> _Instruction_
Copy out all the lines where "petit" shows up.

#####

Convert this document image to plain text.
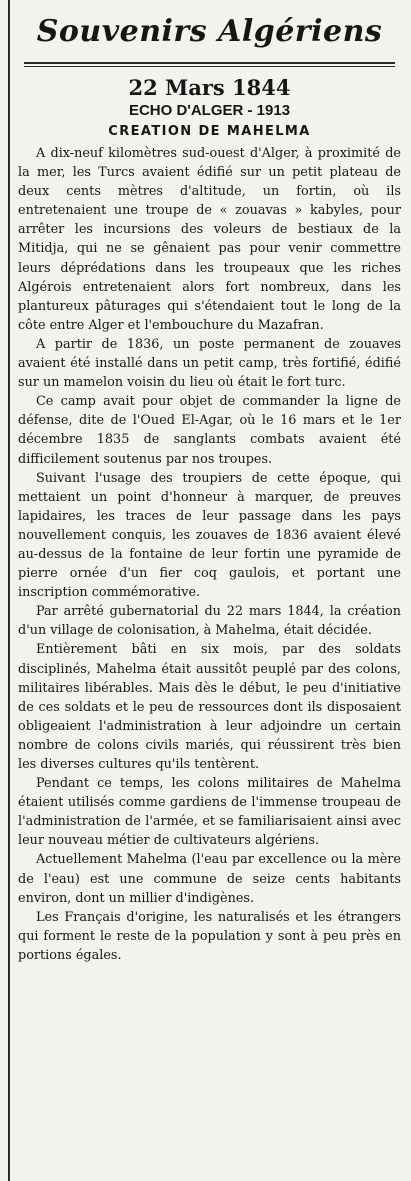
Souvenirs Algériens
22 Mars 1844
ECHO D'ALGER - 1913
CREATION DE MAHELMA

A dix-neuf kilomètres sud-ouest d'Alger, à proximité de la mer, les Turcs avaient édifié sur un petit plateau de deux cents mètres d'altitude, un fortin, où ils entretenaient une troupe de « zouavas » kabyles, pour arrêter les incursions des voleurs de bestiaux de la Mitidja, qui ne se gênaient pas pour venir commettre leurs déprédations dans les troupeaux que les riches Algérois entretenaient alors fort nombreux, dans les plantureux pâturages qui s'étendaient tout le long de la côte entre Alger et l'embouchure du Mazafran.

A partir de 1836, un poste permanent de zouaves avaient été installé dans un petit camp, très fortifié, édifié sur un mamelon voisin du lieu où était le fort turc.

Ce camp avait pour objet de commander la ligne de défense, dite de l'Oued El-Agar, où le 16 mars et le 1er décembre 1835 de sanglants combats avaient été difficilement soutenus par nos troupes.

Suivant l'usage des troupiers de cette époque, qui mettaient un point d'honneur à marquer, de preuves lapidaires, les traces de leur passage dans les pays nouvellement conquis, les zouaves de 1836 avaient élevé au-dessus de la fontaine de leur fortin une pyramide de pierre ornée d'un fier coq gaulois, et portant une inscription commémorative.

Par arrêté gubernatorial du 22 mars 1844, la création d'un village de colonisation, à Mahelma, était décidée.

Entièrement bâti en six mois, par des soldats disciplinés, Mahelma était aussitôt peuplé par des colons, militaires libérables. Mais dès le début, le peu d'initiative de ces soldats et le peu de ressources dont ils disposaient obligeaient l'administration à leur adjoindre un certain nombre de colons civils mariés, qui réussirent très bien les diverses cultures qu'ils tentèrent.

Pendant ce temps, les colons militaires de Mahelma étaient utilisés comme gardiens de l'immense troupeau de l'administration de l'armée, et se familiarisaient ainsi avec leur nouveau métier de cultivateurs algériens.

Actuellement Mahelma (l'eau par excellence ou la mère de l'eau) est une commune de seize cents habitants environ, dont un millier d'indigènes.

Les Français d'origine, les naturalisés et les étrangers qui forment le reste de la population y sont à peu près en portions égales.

#####

> _Exercise result_
A dix-neuf kilomètres sud-ouest d'Alger, à proximité de la mer, les Turcs avaient édifié sur un petit plateau de deux cents mètres d'altitude, un fortin, où ils entretenaient une troupe de « zouavas » kabyles, pour arrêter les incursions des voleurs de bestiaux de la Mitidja, qui ne se gênaient pas pour venir commettre leurs déprédations dans les troupeaux que les riches Algérois entretenaient alors fort nombreux, dans les plantureux pâturages qui s'étendaient tout le long de la côte entre Alger et l'embouchure du Mazafran.
A partir de 1836, un poste permanent de zouaves avaient été installé dans un petit camp, très fortifié, édifié sur un mamelon voisin du lieu où était le fort turc.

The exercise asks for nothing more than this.